**What needs to be done:** Turn the lines of the listing, from its first line through the line containing "category-labels: Criticism of", into a numbered list, skipping any blank lines.

>> BEGIN Record list

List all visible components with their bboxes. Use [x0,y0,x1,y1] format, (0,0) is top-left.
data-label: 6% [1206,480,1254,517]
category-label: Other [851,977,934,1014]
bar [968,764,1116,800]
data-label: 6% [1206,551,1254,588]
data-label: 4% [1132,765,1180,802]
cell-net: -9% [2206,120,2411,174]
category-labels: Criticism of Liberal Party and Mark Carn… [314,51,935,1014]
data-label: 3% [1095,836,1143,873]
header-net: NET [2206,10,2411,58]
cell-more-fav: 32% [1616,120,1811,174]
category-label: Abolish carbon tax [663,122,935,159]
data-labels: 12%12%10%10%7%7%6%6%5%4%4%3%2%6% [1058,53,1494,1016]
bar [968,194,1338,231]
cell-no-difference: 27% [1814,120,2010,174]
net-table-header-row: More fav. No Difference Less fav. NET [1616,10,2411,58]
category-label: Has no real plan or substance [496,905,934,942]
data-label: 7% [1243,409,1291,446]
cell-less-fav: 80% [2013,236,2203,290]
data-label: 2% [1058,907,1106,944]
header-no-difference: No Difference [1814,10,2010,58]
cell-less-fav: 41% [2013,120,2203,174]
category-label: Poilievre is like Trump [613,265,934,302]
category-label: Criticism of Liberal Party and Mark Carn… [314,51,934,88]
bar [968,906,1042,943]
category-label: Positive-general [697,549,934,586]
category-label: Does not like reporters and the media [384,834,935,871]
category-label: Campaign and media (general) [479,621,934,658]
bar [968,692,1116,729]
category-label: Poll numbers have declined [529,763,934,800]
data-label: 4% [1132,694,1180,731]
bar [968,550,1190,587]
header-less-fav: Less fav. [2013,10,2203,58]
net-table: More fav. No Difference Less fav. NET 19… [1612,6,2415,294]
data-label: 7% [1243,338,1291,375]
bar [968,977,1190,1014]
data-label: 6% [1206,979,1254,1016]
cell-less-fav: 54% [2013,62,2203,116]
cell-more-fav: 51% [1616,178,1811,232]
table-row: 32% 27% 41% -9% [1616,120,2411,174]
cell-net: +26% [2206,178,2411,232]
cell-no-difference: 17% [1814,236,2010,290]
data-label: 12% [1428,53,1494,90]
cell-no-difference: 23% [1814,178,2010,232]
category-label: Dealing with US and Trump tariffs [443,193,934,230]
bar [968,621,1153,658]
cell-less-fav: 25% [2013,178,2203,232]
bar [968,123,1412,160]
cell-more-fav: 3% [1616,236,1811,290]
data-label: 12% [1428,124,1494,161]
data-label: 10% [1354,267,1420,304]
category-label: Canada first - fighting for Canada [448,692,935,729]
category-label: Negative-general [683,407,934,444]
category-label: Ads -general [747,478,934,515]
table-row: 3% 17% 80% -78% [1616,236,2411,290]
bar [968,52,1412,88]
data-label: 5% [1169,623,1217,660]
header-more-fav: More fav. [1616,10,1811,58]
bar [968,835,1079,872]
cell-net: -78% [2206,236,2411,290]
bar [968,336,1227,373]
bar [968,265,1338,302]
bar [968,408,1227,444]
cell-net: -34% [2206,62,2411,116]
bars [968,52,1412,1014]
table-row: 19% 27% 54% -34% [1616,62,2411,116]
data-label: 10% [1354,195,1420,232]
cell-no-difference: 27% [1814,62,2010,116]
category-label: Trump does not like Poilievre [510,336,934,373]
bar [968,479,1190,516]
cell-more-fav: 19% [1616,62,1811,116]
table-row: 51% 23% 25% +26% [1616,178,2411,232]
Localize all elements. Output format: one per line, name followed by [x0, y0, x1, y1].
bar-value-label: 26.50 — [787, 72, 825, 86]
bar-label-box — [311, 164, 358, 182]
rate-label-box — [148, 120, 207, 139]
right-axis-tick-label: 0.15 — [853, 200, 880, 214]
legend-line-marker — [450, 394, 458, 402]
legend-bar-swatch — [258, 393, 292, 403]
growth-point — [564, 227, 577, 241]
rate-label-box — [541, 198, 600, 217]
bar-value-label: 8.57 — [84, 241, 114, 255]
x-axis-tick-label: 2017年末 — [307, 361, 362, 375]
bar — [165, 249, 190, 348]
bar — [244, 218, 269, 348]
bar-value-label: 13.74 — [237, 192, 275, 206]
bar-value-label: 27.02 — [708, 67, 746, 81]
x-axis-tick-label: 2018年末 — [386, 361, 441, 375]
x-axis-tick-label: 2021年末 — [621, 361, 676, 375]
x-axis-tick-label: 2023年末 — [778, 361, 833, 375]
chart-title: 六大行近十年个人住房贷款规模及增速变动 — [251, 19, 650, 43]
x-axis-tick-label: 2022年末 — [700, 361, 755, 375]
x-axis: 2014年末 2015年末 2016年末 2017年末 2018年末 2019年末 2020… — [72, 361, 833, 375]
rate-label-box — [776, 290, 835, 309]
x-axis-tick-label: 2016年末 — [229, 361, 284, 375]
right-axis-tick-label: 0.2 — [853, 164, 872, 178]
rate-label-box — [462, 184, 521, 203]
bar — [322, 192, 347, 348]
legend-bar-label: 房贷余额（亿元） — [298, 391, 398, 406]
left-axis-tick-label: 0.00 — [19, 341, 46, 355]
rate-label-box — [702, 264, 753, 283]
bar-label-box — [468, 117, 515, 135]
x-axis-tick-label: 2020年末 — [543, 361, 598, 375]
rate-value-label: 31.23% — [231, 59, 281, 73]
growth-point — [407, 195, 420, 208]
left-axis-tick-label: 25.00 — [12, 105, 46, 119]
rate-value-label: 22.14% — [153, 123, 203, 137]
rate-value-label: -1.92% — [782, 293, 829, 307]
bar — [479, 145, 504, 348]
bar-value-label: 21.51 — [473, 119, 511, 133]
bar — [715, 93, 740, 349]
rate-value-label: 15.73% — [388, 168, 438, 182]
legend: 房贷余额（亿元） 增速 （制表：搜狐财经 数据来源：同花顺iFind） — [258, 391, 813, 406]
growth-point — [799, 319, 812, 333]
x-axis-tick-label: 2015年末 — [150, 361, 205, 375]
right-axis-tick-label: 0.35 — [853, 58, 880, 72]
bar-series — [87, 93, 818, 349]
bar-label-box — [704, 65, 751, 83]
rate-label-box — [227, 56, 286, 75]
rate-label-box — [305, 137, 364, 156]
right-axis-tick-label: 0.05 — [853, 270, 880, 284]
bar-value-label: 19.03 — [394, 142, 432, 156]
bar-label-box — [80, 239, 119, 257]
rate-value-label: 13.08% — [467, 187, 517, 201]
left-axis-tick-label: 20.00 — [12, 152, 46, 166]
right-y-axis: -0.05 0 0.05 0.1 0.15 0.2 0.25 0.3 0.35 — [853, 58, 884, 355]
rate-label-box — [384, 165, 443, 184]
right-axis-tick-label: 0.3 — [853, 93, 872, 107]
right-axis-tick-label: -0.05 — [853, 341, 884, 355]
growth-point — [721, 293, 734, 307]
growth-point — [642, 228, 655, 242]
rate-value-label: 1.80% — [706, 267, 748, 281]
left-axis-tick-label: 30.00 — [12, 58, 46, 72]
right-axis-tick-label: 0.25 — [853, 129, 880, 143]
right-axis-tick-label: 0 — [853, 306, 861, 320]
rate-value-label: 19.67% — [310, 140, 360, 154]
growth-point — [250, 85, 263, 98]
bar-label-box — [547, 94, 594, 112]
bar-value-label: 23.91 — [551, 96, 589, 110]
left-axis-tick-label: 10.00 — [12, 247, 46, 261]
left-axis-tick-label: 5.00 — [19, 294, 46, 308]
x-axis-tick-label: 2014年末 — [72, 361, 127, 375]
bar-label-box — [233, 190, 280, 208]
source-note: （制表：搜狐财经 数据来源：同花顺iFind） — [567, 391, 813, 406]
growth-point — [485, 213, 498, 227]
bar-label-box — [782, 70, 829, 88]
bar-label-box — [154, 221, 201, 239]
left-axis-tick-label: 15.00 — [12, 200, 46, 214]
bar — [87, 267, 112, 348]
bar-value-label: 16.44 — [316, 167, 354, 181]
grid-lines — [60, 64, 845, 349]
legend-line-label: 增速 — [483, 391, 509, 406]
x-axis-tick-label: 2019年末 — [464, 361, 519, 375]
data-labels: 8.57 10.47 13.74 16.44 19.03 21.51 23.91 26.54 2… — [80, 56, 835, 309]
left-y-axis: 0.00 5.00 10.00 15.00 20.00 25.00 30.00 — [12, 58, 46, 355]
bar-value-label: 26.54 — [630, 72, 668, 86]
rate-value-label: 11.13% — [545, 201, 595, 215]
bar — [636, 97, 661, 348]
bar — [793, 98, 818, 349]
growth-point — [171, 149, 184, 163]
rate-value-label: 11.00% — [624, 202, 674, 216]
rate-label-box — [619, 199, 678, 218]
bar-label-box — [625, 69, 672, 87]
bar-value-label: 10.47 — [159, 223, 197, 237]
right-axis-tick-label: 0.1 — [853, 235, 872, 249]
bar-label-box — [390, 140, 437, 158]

>> END Record list

**In response:**
1. List all visible components with their bboxes. Use [x0,y0,x1,y1] format, (0,0) is top-left.
2. data-label: 6% [1206,480,1254,517]
3. category-label: Other [851,977,934,1014]
4. bar [968,764,1116,800]
5. data-label: 6% [1206,551,1254,588]
6. data-label: 4% [1132,765,1180,802]
7. cell-net: -9% [2206,120,2411,174]
8. category-labels: Criticism of Liberal Party and Mark Carn… [314,51,935,1014]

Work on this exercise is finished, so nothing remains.